++++ Input ++++

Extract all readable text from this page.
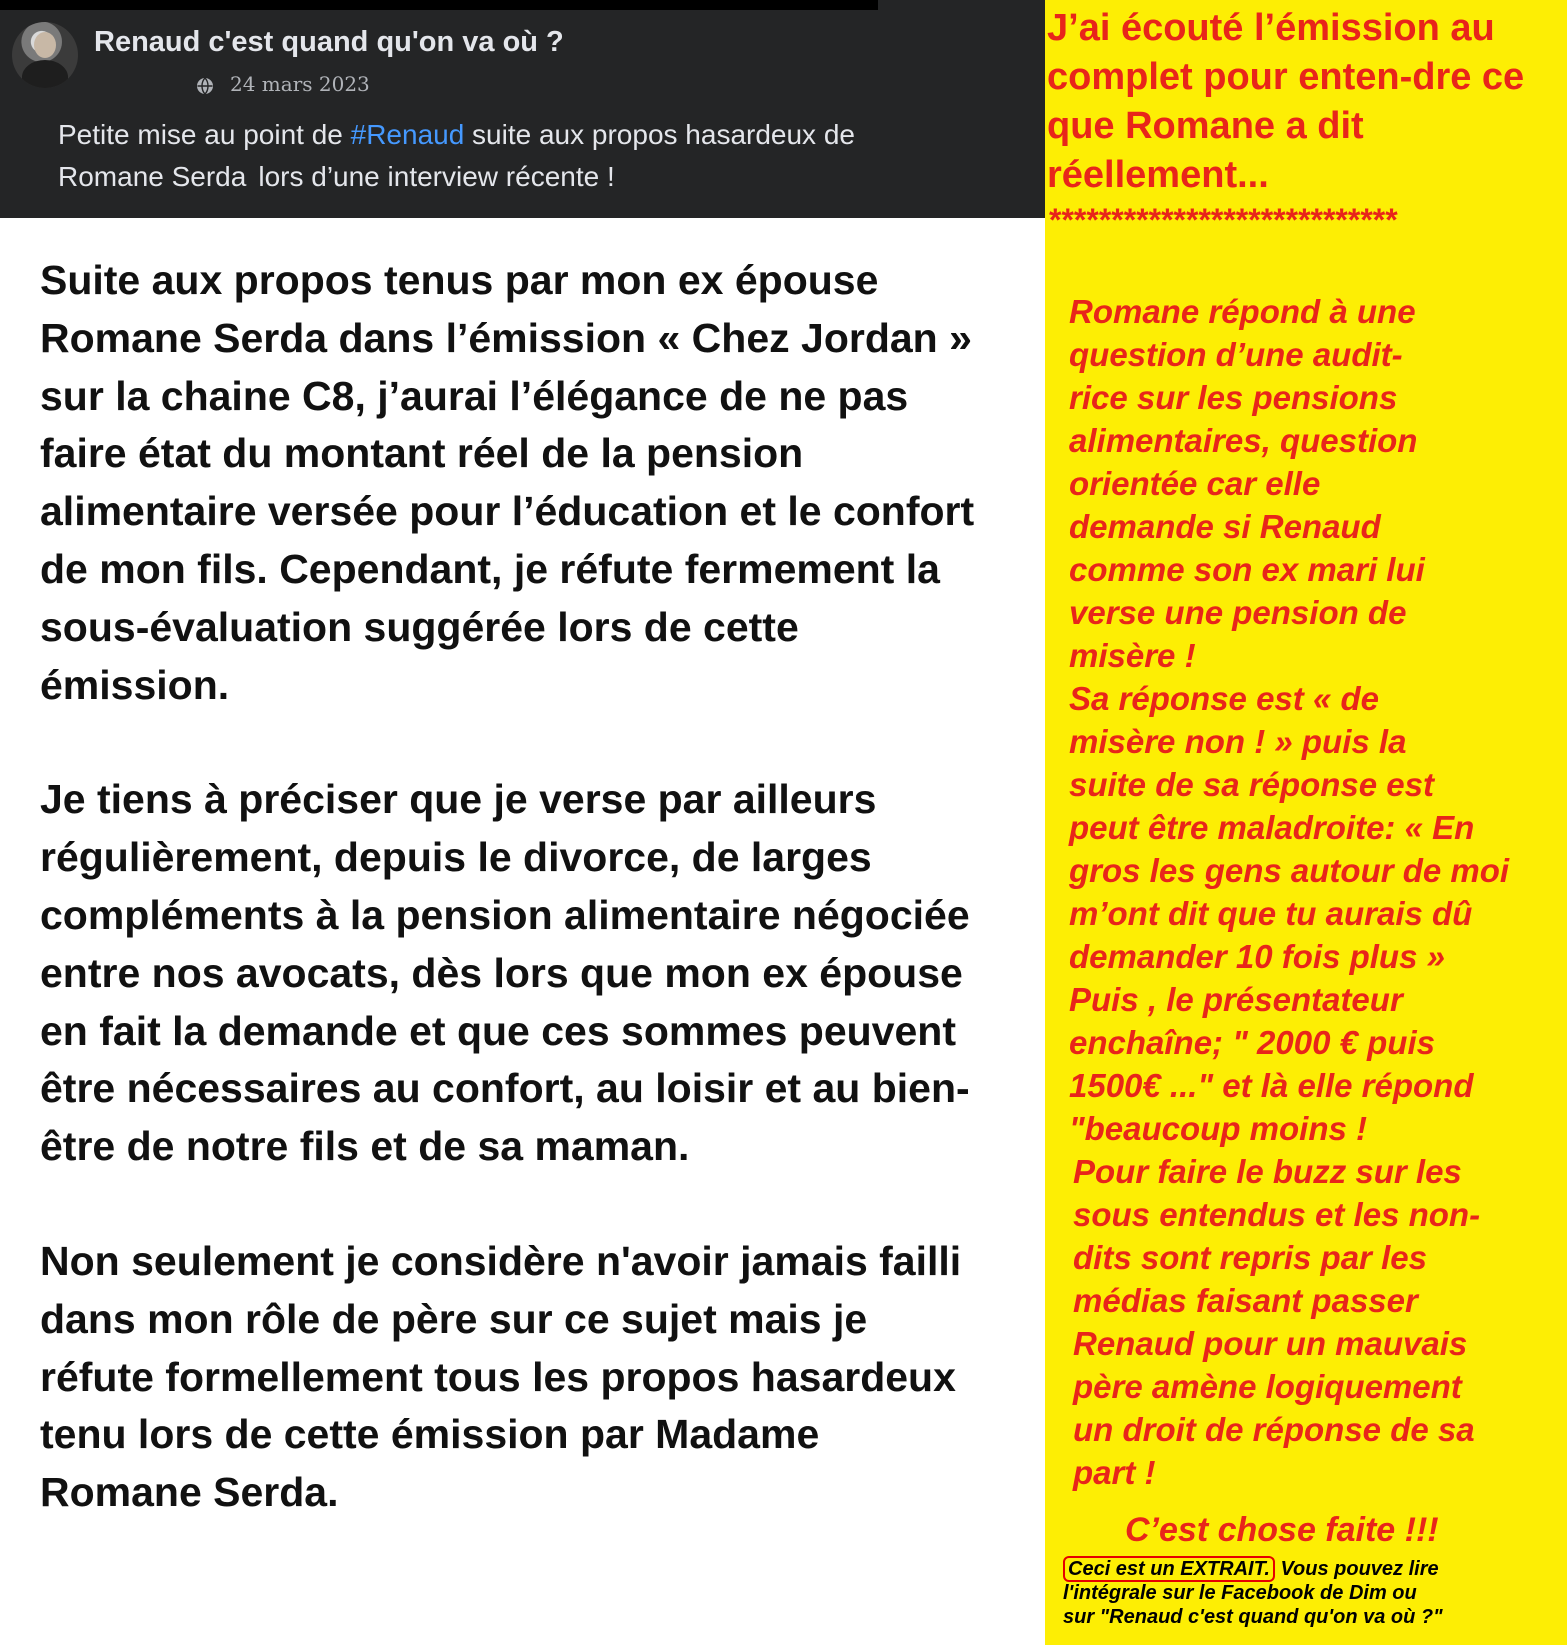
Renaud c'est quand qu'on va où ?
24 mars 2023
Petite mise au point de #Renaud suite aux propos hasardeux de
Romane Serda lors d’une interview récente !

Suite aux propos tenus par mon ex épouse Romane Serda dans l’émission « Chez Jordan » sur la chaine C8, j’aurai l’élégance de ne pas faire état du montant réel de la pension alimentaire versée pour l’éducation et le confort de mon fils. Cependant, je réfute fermement la sous-évaluation suggérée lors de cette émission.

Je tiens à préciser que je verse par ailleurs régulièrement, depuis le divorce, de larges compléments à la pension alimentaire négociée entre nos avocats, dès lors que mon ex épouse en fait la demande et que ces sommes peuvent être nécessaires au confort, au loisir et au bien-être de notre fils et de sa maman.

Non seulement je considère n'avoir jamais failli dans mon rôle de père sur ce sujet mais je réfute formellement tous les propos hasardeux tenu lors de cette émission par Madame Romane Serda.

J’ai écouté l’émission au complet pour enten-dre ce que Romane a dit réellement...
****************************
Romane répond à une
question d’une audit-
rice sur les pensions
alimentaires, question
orientée car elle
demande si Renaud
comme son ex mari lui
verse une pension de
misère !
Sa réponse est « de
misère non ! » puis la
suite de sa réponse est
peut être maladroite: « En
gros les gens autour de moi
m’ont dit que tu aurais dû
demander 10 fois plus »
Puis , le présentateur
enchaîne; " 2000 € puis
1500€ ..." et là elle répond
"beaucoup moins !
Pour faire le buzz sur les
sous entendus et les non-
dits sont repris par les
médias faisant passer
Renaud pour un mauvais
père amène logiquement
un droit de réponse de sa
part !
C’est chose faite !!!
Ceci est un EXTRAIT. Vous pouvez lire
l'intégrale sur le Facebook de Dim ou
sur "Renaud c'est quand qu'on va où ?"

++++

Your goal:
Show each line in the entries that holds the string "Renaud".

Completed exercise:
Renaud c'est quand qu'on va où ?
Petite mise au point de #Renaud suite aux propos hasardeux de
demande si Renaud
Renaud pour un mauvais
sur "Renaud c'est quand qu'on va où ?"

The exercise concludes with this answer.